> **Aim**
Pull every line of the entries that has the word "name".

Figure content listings

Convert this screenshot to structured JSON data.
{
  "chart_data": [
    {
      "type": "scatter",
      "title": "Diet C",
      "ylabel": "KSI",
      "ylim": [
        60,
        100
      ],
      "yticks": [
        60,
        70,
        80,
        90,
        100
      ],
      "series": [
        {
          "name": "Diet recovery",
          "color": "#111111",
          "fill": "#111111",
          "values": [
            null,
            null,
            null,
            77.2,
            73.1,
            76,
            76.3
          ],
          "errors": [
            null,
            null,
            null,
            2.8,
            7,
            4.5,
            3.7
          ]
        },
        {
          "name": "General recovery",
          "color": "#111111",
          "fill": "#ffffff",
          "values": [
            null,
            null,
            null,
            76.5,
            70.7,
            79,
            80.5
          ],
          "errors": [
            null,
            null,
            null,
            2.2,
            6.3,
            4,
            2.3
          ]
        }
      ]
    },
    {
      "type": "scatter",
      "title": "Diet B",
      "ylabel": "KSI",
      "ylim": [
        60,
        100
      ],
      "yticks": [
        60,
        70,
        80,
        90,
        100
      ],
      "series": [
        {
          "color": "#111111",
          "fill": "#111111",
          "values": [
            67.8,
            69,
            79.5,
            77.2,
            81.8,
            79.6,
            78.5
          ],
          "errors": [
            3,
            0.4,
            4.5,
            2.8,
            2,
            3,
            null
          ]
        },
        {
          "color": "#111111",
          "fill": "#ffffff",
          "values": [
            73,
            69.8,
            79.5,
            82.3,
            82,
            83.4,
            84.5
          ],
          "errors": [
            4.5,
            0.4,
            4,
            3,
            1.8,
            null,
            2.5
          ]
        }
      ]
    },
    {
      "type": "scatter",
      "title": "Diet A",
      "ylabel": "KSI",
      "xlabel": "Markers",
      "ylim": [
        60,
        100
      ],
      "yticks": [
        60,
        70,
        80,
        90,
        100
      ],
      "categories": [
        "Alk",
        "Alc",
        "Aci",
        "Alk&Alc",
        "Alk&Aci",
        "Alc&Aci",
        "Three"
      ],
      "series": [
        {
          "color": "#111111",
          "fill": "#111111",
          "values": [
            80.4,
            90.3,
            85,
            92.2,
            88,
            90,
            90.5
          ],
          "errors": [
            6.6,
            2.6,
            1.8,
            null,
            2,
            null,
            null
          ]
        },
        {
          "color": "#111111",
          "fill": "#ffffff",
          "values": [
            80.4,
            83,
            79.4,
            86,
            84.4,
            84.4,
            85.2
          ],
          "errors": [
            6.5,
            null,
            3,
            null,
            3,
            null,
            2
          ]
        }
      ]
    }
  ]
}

> **Output for this exercise**
          "name": "Diet recovery",
          "name": "General recovery",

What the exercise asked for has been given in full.